====== Excerpted records ======
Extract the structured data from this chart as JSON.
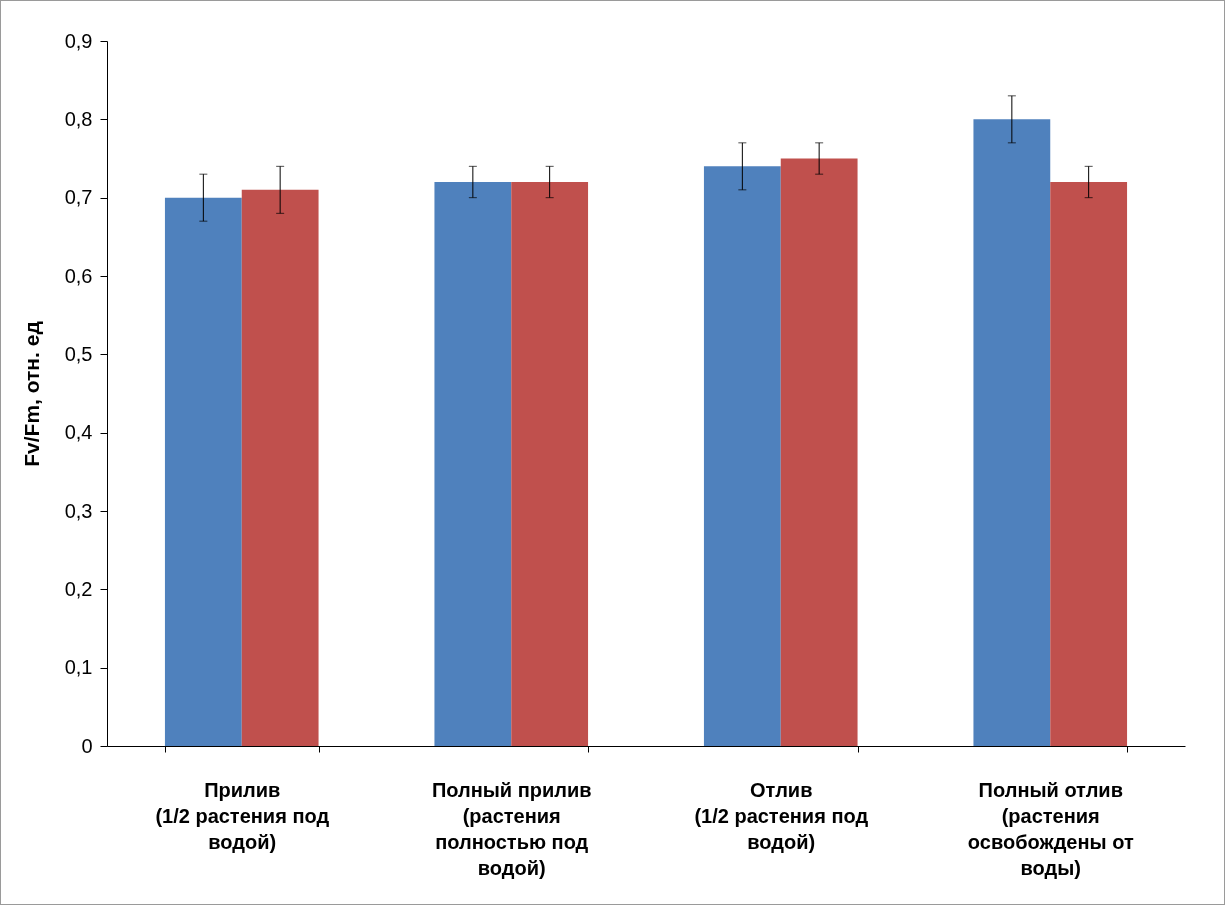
{
  "chart_data": {
    "type": "bar",
    "ylabel": "Fv/Fm, отн. ед",
    "categories": [
      "Прилив (1/2 растения под водой)",
      "Полный прилив (растения полностью под водой)",
      "Отлив (1/2 растения под водой)",
      "Полный отлив (растения освобождены от воды)"
    ],
    "series": [
      {
        "color": "#4f81bd",
        "values": [
          0.7,
          0.72,
          0.74,
          0.8
        ],
        "errors": [
          0.03,
          0.02,
          0.03,
          0.03
        ]
      },
      {
        "color": "#c0504d",
        "values": [
          0.71,
          0.72,
          0.75,
          0.72
        ],
        "errors": [
          0.03,
          0.02,
          0.02,
          0.02
        ]
      }
    ],
    "ylim": [
      0,
      0.9
    ],
    "yticks": [
      0,
      {
        "value": 0.1,
        "label": "0,1"
      },
      {
        "value": 0.2,
        "label": "0,2"
      },
      {
        "value": 0.3,
        "label": "0,3"
      },
      {
        "value": 0.4,
        "label": "0,4"
      },
      {
        "value": 0.5,
        "label": "0,5"
      },
      {
        "value": 0.6,
        "label": "0,6"
      },
      {
        "value": 0.7,
        "label": "0,7"
      },
      {
        "value": 0.8,
        "label": "0,8"
      },
      {
        "value": 0.9,
        "label": "0,9"
      }
    ],
    "grid": false,
    "legend": false
  }
}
======
→ **Prompt**
Skipping the pictures, transcribe each line above exactly as it appears.

→ **Exercise solution**
Extract the structured data from this chart as JSON.
{
  "chart_data": {
    "type": "bar",
    "ylabel": "Fv/Fm, отн. ед",
    "categories": [
      "Прилив (1/2 растения под водой)",
      "Полный прилив (растения полностью под водой)",
      "Отлив (1/2 растения под водой)",
      "Полный отлив (растения освобождены от воды)"
    ],
    "series": [
      {
        "color": "#4f81bd",
        "values": [
          0.7,
          0.72,
          0.74,
          0.8
        ],
        "errors": [
          0.03,
          0.02,
          0.03,
          0.03
        ]
      },
      {
        "color": "#c0504d",
        "values": [
          0.71,
          0.72,
          0.75,
          0.72
        ],
        "errors": [
          0.03,
          0.02,
          0.02,
          0.02
        ]
      }
    ],
    "ylim": [
      0,
      0.9
    ],
    "yticks": [
      0,
      {
        "value": 0.1,
        "label": "0,1"
      },
      {
        "value": 0.2,
        "label": "0,2"
      },
      {
        "value": 0.3,
        "label": "0,3"
      },
      {
        "value": 0.4,
        "label": "0,4"
      },
      {
        "value": 0.5,
        "label": "0,5"
      },
      {
        "value": 0.6,
        "label": "0,6"
      },
      {
        "value": 0.7,
        "label": "0,7"
      },
      {
        "value": 0.8,
        "label": "0,8"
      },
      {
        "value": 0.9,
        "label": "0,9"
      }
    ],
    "grid": false,
    "legend": false
  }
}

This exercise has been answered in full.